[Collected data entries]

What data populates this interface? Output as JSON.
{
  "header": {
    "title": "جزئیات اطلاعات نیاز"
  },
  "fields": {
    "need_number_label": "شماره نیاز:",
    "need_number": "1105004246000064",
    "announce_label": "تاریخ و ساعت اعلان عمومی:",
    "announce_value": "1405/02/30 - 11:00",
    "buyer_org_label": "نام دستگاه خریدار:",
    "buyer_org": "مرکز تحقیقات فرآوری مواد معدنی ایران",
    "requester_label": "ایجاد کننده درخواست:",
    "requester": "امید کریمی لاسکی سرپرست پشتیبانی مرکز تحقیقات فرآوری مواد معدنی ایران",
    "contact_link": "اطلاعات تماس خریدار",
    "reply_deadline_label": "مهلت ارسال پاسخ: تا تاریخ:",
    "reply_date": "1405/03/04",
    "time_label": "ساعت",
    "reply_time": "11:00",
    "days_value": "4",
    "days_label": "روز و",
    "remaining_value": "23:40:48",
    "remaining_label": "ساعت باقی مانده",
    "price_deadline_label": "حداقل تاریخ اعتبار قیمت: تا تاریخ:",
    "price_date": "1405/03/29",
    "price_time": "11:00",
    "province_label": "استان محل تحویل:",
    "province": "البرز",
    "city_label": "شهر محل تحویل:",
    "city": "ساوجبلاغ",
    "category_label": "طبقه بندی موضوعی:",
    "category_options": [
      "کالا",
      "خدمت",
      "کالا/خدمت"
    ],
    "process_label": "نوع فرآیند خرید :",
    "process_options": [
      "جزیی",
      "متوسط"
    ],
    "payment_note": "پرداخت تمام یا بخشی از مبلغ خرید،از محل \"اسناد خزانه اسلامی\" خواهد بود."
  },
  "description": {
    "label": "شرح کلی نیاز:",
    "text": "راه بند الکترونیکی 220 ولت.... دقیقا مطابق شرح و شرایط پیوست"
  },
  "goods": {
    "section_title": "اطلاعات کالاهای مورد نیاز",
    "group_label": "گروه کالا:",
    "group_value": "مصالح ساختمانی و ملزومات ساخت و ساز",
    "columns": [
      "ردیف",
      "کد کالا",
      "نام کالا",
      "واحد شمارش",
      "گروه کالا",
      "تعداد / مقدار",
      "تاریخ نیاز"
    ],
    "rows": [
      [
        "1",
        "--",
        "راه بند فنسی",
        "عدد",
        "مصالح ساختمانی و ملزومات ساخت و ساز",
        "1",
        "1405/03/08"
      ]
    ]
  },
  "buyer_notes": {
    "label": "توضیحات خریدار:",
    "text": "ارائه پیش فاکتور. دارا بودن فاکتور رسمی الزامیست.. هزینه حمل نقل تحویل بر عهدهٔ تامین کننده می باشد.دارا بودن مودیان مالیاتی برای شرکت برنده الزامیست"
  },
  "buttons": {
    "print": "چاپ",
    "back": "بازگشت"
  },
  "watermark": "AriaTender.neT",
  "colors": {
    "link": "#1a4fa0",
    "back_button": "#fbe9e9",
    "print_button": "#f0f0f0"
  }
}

**Goal:** Every line of the data above should be copied exactly.

**Final result:**
What data populates this interface? Output as JSON.
{
  "header": {
    "title": "جزئیات اطلاعات نیاز"
  },
  "fields": {
    "need_number_label": "شماره نیاز:",
    "need_number": "1105004246000064",
    "announce_label": "تاریخ و ساعت اعلان عمومی:",
    "announce_value": "1405/02/30 - 11:00",
    "buyer_org_label": "نام دستگاه خریدار:",
    "buyer_org": "مرکز تحقیقات فرآوری مواد معدنی ایران",
    "requester_label": "ایجاد کننده درخواست:",
    "requester": "امید کریمی لاسکی سرپرست پشتیبانی مرکز تحقیقات فرآوری مواد معدنی ایران",
    "contact_link": "اطلاعات تماس خریدار",
    "reply_deadline_label": "مهلت ارسال پاسخ: تا تاریخ:",
    "reply_date": "1405/03/04",
    "time_label": "ساعت",
    "reply_time": "11:00",
    "days_value": "4",
    "days_label": "روز و",
    "remaining_value": "23:40:48",
    "remaining_label": "ساعت باقی مانده",
    "price_deadline_label": "حداقل تاریخ اعتبار قیمت: تا تاریخ:",
    "price_date": "1405/03/29",
    "price_time": "11:00",
    "province_label": "استان محل تحویل:",
    "province": "البرز",
    "city_label": "شهر محل تحویل:",
    "city": "ساوجبلاغ",
    "category_label": "طبقه بندی موضوعی:",
    "category_options": [
      "کالا",
      "خدمت",
      "کالا/خدمت"
    ],
    "process_label": "نوع فرآیند خرید :",
    "process_options": [
      "جزیی",
      "متوسط"
    ],
    "payment_note": "پرداخت تمام یا بخشی از مبلغ خرید،از محل \"اسناد خزانه اسلامی\" خواهد بود."
  },
  "description": {
    "label": "شرح کلی نیاز:",
    "text": "راه بند الکترونیکی 220 ولت.... دقیقا مطابق شرح و شرایط پیوست"
  },
  "goods": {
    "section_title": "اطلاعات کالاهای مورد نیاز",
    "group_label": "گروه کالا:",
    "group_value": "مصالح ساختمانی و ملزومات ساخت و ساز",
    "columns": [
      "ردیف",
      "کد کالا",
      "نام کالا",
      "واحد شمارش",
      "گروه کالا",
      "تعداد / مقدار",
      "تاریخ نیاز"
    ],
    "rows": [
      [
        "1",
        "--",
        "راه بند فنسی",
        "عدد",
        "مصالح ساختمانی و ملزومات ساخت و ساز",
        "1",
        "1405/03/08"
      ]
    ]
  },
  "buyer_notes": {
    "label": "توضیحات خریدار:",
    "text": "ارائه پیش فاکتور. دارا بودن فاکتور رسمی الزامیست.. هزینه حمل نقل تحویل بر عهدهٔ تامین کننده می باشد.دارا بودن مودیان مالیاتی برای شرکت برنده الزامیست"
  },
  "buttons": {
    "print": "چاپ",
    "back": "بازگشت"
  },
  "watermark": "AriaTender.neT",
  "colors": {
    "link": "#1a4fa0",
    "back_button": "#fbe9e9",
    "print_button": "#f0f0f0"
  }
}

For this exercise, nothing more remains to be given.